▸ Task to carry out: Show every line of the records below that contains the word "FCLIMO".

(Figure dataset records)
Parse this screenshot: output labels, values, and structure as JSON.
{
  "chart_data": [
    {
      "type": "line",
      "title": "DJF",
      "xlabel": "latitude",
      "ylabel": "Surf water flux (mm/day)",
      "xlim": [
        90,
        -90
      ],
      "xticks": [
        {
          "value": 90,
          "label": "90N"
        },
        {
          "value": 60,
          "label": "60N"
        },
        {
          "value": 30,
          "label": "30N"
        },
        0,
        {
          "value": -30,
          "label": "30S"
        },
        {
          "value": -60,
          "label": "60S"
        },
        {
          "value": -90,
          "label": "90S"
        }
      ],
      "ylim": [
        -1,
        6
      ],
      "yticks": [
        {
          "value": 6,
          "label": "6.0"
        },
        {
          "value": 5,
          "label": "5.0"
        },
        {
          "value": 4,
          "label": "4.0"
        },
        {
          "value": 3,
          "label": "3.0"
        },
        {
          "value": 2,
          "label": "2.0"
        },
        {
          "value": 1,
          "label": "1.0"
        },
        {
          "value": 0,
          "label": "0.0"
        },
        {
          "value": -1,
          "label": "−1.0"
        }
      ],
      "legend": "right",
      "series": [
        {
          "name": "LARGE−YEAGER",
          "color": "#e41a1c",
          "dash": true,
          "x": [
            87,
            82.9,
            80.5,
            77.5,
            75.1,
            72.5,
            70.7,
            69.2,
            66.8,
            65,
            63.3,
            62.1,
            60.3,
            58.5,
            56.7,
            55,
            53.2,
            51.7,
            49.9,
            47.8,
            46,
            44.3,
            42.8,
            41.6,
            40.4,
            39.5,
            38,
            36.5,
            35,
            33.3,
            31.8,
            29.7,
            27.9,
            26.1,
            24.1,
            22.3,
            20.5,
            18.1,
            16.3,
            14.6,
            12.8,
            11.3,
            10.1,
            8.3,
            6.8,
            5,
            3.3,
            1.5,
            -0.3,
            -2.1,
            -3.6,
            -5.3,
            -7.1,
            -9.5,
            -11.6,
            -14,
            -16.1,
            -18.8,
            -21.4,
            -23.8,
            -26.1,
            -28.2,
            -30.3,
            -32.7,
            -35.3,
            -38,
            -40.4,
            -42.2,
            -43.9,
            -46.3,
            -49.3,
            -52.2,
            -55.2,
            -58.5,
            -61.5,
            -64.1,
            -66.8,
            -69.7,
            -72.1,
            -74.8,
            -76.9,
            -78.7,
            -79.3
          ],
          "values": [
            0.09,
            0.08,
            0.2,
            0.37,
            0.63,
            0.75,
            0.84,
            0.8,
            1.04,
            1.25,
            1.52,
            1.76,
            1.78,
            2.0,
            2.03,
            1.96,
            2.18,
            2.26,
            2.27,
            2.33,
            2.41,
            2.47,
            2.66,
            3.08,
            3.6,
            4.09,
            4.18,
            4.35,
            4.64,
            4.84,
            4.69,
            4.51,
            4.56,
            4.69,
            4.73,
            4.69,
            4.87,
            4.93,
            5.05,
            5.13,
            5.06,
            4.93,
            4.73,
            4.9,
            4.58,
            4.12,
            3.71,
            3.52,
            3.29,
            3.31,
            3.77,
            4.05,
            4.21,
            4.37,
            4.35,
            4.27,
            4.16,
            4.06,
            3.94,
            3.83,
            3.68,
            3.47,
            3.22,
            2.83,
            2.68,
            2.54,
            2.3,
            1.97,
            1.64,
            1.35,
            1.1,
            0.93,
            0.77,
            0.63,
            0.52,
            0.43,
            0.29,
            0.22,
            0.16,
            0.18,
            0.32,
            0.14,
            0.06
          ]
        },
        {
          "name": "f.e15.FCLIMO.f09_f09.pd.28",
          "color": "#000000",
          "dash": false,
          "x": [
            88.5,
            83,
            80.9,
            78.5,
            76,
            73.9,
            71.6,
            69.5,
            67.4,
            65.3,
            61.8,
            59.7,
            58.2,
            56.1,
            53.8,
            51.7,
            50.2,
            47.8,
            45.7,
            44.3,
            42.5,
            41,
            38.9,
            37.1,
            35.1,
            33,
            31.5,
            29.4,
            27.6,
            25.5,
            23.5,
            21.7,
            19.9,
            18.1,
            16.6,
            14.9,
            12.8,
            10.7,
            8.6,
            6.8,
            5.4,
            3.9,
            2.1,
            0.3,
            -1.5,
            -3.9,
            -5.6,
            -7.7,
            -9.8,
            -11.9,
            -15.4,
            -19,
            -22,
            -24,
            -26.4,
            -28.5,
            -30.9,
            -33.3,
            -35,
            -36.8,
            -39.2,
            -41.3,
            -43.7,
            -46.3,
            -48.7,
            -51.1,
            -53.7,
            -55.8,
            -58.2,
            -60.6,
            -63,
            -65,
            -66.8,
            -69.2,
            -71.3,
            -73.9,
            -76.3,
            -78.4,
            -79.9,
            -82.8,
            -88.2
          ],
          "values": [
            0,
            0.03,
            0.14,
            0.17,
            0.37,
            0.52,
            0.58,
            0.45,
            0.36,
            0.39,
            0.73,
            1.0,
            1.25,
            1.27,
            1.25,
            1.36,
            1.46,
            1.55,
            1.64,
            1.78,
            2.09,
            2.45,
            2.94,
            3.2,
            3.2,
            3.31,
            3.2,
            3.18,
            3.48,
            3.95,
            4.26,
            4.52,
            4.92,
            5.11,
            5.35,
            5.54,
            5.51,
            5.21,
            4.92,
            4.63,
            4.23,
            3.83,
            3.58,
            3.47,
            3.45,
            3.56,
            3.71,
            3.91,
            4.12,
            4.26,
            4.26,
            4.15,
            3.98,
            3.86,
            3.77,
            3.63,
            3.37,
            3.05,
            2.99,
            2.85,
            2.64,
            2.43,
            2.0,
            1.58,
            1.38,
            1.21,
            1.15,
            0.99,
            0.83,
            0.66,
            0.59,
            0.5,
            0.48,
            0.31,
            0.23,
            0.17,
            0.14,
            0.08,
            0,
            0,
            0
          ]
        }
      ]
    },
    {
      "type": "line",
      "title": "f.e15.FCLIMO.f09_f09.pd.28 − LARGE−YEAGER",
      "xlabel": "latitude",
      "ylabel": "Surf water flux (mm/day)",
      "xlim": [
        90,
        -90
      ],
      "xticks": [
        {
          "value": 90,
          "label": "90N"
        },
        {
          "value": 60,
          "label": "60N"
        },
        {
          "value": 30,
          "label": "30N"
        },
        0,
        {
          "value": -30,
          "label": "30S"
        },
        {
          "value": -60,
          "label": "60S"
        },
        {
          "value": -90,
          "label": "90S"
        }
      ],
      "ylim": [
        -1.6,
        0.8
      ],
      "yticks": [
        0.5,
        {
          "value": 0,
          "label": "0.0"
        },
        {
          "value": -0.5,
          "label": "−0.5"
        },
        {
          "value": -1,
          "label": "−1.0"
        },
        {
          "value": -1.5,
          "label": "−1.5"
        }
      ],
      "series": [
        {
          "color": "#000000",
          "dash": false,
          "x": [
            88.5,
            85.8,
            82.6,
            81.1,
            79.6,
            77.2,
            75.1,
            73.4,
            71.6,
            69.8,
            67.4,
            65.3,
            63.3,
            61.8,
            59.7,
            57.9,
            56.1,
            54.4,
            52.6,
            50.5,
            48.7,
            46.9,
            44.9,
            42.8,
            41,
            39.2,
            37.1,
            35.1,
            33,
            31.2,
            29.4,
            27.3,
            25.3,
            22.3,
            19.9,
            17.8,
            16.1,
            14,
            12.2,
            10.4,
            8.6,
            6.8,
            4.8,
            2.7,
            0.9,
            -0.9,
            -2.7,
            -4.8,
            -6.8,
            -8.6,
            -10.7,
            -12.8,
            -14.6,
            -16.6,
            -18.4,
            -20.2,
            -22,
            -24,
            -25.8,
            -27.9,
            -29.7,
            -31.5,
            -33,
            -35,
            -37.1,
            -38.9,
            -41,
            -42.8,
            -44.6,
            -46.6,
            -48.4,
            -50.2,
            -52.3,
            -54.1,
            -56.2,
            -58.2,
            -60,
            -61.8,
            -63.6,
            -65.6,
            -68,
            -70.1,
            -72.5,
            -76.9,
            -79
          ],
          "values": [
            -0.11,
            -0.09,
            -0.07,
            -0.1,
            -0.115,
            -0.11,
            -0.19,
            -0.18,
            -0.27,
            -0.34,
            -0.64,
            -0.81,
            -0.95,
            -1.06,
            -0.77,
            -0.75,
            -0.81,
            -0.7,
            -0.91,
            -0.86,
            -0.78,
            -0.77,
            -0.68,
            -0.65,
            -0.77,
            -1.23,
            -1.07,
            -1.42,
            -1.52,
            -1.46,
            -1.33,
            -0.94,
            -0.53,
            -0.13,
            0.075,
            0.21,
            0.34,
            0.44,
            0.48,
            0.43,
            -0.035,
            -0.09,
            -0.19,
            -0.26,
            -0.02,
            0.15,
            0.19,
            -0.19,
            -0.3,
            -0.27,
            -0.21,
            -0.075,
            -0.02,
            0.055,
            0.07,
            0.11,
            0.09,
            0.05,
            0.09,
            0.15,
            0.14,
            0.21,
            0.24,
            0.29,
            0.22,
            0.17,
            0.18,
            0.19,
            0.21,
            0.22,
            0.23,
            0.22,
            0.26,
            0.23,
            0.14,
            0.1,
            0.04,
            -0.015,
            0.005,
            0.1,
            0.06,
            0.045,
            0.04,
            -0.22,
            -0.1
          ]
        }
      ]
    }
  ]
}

▸ Response below:
          "name": "f.e15.FCLIMO.f09_f09.pd.28",
      "title": "f.e15.FCLIMO.f09_f09.pd.28 − LARGE−YEAGER",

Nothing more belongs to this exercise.